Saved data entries
* Begin *
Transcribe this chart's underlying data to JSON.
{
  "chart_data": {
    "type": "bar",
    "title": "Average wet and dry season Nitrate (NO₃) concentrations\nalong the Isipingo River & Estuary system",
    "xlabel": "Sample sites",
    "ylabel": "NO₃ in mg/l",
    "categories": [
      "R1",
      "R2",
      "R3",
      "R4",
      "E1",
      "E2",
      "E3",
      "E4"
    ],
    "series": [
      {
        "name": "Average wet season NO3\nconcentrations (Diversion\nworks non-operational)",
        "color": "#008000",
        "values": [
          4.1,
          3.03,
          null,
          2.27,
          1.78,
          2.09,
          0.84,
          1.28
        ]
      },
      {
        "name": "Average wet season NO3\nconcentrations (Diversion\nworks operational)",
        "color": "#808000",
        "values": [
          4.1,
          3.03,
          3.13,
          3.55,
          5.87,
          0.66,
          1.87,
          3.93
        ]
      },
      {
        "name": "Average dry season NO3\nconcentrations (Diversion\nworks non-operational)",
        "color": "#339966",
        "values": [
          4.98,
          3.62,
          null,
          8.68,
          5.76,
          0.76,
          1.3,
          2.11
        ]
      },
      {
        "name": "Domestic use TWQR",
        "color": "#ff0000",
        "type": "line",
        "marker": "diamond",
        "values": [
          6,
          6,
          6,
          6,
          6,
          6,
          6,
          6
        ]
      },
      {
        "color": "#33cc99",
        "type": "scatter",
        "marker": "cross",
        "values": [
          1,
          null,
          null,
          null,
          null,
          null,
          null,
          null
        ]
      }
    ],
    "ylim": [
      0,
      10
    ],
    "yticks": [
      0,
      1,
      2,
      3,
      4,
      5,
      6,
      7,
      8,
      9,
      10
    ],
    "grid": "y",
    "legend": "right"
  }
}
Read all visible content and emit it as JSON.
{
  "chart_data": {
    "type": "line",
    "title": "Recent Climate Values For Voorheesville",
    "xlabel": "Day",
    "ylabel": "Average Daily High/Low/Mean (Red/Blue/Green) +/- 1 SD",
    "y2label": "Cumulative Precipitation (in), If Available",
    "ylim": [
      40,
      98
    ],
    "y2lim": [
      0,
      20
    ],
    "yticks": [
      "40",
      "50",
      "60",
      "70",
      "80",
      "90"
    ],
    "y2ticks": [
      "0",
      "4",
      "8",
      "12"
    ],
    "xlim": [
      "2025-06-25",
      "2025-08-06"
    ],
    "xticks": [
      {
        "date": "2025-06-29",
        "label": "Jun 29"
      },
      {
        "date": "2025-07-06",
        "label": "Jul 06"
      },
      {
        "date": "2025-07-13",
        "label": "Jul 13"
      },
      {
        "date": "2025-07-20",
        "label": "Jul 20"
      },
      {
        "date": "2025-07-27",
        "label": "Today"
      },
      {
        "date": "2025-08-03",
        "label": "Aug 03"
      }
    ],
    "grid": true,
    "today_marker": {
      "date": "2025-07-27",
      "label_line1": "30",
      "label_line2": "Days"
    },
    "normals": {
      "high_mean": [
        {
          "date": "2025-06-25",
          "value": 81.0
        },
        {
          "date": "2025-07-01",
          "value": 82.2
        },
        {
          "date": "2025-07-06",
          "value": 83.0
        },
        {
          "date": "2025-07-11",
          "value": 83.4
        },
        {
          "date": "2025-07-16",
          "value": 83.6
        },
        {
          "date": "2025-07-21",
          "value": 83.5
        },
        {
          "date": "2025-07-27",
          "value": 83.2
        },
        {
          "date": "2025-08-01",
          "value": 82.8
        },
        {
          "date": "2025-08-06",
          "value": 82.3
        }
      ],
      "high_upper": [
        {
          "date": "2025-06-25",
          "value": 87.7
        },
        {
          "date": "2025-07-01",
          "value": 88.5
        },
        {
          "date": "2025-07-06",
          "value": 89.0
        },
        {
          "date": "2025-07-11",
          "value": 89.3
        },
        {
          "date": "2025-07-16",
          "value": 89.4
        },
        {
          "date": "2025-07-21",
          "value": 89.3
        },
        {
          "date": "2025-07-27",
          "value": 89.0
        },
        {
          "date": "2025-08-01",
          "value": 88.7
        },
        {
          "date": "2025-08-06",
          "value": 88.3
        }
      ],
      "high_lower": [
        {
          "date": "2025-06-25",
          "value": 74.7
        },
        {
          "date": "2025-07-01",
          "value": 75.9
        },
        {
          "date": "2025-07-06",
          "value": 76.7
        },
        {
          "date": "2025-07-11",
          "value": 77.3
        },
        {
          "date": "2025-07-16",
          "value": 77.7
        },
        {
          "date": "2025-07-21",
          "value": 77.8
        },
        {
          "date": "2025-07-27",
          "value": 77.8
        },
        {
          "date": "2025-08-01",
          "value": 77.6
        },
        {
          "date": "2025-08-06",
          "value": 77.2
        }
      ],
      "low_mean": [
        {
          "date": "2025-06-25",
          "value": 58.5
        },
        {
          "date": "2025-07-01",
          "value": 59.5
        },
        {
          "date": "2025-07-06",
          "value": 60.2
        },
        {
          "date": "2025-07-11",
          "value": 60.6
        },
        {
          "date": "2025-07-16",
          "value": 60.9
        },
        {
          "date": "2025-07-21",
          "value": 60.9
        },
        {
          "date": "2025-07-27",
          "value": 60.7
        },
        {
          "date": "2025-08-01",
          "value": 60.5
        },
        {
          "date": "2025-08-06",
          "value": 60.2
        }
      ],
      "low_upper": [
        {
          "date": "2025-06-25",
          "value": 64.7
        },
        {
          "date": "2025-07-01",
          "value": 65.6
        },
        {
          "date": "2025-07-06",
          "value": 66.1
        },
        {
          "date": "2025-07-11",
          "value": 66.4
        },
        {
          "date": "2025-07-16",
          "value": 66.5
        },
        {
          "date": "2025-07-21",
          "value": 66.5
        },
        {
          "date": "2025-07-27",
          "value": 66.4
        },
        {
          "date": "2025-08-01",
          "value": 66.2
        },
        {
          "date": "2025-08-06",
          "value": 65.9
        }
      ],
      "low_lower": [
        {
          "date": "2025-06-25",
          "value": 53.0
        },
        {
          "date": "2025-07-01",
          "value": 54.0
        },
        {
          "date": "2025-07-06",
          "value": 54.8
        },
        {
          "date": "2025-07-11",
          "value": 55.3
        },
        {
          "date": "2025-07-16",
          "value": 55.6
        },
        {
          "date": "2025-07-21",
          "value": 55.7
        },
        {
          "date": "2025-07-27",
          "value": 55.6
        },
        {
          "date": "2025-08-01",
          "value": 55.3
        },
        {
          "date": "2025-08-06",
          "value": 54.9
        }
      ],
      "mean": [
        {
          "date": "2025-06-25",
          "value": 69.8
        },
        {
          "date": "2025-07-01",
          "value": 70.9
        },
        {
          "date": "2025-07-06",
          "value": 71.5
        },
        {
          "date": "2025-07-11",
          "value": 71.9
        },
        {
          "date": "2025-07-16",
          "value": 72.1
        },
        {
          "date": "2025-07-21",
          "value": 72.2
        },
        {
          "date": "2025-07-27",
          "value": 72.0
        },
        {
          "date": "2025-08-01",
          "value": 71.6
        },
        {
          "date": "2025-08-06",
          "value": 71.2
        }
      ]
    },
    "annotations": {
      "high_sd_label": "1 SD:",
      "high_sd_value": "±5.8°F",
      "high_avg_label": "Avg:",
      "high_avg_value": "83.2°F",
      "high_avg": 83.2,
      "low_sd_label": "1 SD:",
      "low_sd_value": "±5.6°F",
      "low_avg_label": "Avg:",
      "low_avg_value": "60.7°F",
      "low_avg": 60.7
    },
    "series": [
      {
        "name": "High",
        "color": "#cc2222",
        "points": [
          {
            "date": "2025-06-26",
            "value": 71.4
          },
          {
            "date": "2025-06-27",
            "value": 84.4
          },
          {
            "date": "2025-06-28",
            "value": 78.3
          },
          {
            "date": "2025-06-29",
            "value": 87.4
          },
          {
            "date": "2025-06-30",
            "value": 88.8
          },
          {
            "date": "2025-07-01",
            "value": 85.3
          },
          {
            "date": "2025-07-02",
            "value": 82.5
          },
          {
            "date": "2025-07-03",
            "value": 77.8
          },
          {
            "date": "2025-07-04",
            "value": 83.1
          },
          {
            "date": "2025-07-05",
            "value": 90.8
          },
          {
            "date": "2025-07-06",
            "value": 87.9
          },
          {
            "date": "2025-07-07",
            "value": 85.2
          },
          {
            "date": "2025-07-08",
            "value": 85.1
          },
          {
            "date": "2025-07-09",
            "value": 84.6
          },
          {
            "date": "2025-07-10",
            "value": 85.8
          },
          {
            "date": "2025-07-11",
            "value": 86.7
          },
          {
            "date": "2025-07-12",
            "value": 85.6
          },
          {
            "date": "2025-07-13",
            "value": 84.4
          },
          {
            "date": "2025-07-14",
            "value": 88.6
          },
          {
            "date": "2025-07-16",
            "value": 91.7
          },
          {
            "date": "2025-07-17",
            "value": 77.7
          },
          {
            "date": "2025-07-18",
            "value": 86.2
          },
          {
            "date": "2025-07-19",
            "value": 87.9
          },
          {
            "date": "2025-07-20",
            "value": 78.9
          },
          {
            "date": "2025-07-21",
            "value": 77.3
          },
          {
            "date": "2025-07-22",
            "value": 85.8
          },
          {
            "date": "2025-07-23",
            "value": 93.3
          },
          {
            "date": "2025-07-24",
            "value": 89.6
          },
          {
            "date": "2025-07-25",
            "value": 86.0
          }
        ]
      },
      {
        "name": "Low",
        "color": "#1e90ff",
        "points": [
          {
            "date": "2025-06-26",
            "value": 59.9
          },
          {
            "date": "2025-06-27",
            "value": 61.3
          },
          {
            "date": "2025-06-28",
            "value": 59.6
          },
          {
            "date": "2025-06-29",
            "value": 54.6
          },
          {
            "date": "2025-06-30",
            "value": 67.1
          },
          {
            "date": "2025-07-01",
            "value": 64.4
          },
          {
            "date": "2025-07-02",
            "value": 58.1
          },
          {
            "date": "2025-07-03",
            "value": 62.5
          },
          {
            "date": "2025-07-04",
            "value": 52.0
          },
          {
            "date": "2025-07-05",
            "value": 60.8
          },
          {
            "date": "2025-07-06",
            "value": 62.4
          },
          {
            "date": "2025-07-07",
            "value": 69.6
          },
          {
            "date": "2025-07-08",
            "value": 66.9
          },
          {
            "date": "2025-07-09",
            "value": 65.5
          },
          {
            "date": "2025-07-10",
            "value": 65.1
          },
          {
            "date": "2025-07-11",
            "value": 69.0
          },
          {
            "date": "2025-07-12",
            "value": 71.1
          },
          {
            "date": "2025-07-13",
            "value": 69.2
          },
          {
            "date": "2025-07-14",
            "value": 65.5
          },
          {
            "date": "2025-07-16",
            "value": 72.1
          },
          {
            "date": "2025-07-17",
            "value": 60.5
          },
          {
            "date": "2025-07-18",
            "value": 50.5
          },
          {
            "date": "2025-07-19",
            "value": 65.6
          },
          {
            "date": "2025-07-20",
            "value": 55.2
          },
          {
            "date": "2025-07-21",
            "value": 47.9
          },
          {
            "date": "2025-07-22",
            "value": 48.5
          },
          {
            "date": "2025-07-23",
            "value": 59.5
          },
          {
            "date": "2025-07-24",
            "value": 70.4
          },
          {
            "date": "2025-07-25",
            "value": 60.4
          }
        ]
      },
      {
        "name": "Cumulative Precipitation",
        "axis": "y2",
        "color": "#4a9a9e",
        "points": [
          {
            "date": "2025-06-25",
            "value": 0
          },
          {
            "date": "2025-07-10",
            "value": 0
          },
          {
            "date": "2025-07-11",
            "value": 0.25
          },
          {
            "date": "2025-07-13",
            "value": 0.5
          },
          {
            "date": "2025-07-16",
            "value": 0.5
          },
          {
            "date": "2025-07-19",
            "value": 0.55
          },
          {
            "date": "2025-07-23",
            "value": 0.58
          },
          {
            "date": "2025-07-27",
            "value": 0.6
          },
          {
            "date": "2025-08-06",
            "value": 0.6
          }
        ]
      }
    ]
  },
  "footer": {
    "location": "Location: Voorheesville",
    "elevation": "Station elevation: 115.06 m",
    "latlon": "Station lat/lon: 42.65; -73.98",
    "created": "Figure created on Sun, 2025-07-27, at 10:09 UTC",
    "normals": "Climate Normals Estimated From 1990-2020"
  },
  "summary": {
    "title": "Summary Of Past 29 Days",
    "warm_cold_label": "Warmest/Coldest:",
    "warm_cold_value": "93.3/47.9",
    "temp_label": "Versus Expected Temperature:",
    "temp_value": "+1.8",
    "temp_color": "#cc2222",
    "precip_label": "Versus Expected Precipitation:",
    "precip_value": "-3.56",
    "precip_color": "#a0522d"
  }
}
* End *
#### [WHAT THE TASK ASKS]
List all lines from the entries that include the word "Station".

#### [ANSWER TO THIS PROBLEM]
    "elevation": "Station elevation: 115.06 m",
    "latlon": "Station lat/lon: 42.65; -73.98",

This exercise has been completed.